EXERCISE MATERIALS →

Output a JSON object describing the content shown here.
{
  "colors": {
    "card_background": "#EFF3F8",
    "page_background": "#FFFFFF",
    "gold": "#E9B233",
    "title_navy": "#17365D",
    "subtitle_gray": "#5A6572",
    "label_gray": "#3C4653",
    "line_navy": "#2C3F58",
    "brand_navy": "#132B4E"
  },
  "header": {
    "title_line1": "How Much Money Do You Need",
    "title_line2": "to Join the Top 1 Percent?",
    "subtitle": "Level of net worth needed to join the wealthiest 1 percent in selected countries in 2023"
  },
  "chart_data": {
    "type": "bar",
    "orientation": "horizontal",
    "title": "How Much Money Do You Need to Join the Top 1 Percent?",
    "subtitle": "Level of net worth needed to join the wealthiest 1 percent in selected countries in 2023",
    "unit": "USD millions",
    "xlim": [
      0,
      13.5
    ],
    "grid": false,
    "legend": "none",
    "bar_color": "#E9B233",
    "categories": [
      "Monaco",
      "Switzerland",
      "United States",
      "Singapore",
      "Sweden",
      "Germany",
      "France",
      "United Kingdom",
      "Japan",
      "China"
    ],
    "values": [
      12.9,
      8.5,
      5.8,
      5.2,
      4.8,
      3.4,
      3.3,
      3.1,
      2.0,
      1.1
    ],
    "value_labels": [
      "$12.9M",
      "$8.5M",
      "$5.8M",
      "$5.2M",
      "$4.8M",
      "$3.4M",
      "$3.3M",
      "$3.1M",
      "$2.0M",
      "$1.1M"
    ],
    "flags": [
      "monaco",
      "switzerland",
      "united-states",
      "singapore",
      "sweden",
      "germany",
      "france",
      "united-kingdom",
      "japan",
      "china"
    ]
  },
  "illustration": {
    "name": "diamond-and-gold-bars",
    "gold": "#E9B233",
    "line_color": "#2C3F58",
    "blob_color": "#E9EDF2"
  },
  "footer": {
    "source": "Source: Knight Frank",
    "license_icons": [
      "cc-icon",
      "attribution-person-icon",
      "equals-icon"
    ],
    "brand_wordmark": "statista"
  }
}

WHAT IS ASKED → Each entry must be reproduced verbatim.

RESULT →
Output a JSON object describing the content shown here.
{
  "colors": {
    "card_background": "#EFF3F8",
    "page_background": "#FFFFFF",
    "gold": "#E9B233",
    "title_navy": "#17365D",
    "subtitle_gray": "#5A6572",
    "label_gray": "#3C4653",
    "line_navy": "#2C3F58",
    "brand_navy": "#132B4E"
  },
  "header": {
    "title_line1": "How Much Money Do You Need",
    "title_line2": "to Join the Top 1 Percent?",
    "subtitle": "Level of net worth needed to join the wealthiest 1 percent in selected countries in 2023"
  },
  "chart_data": {
    "type": "bar",
    "orientation": "horizontal",
    "title": "How Much Money Do You Need to Join the Top 1 Percent?",
    "subtitle": "Level of net worth needed to join the wealthiest 1 percent in selected countries in 2023",
    "unit": "USD millions",
    "xlim": [
      0,
      13.5
    ],
    "grid": false,
    "legend": "none",
    "bar_color": "#E9B233",
    "categories": [
      "Monaco",
      "Switzerland",
      "United States",
      "Singapore",
      "Sweden",
      "Germany",
      "France",
      "United Kingdom",
      "Japan",
      "China"
    ],
    "values": [
      12.9,
      8.5,
      5.8,
      5.2,
      4.8,
      3.4,
      3.3,
      3.1,
      2.0,
      1.1
    ],
    "value_labels": [
      "$12.9M",
      "$8.5M",
      "$5.8M",
      "$5.2M",
      "$4.8M",
      "$3.4M",
      "$3.3M",
      "$3.1M",
      "$2.0M",
      "$1.1M"
    ],
    "flags": [
      "monaco",
      "switzerland",
      "united-states",
      "singapore",
      "sweden",
      "germany",
      "france",
      "united-kingdom",
      "japan",
      "china"
    ]
  },
  "illustration": {
    "name": "diamond-and-gold-bars",
    "gold": "#E9B233",
    "line_color": "#2C3F58",
    "blob_color": "#E9EDF2"
  },
  "footer": {
    "source": "Source: Knight Frank",
    "license_icons": [
      "cc-icon",
      "attribution-person-icon",
      "equals-icon"
    ],
    "brand_wordmark": "statista"
  }
}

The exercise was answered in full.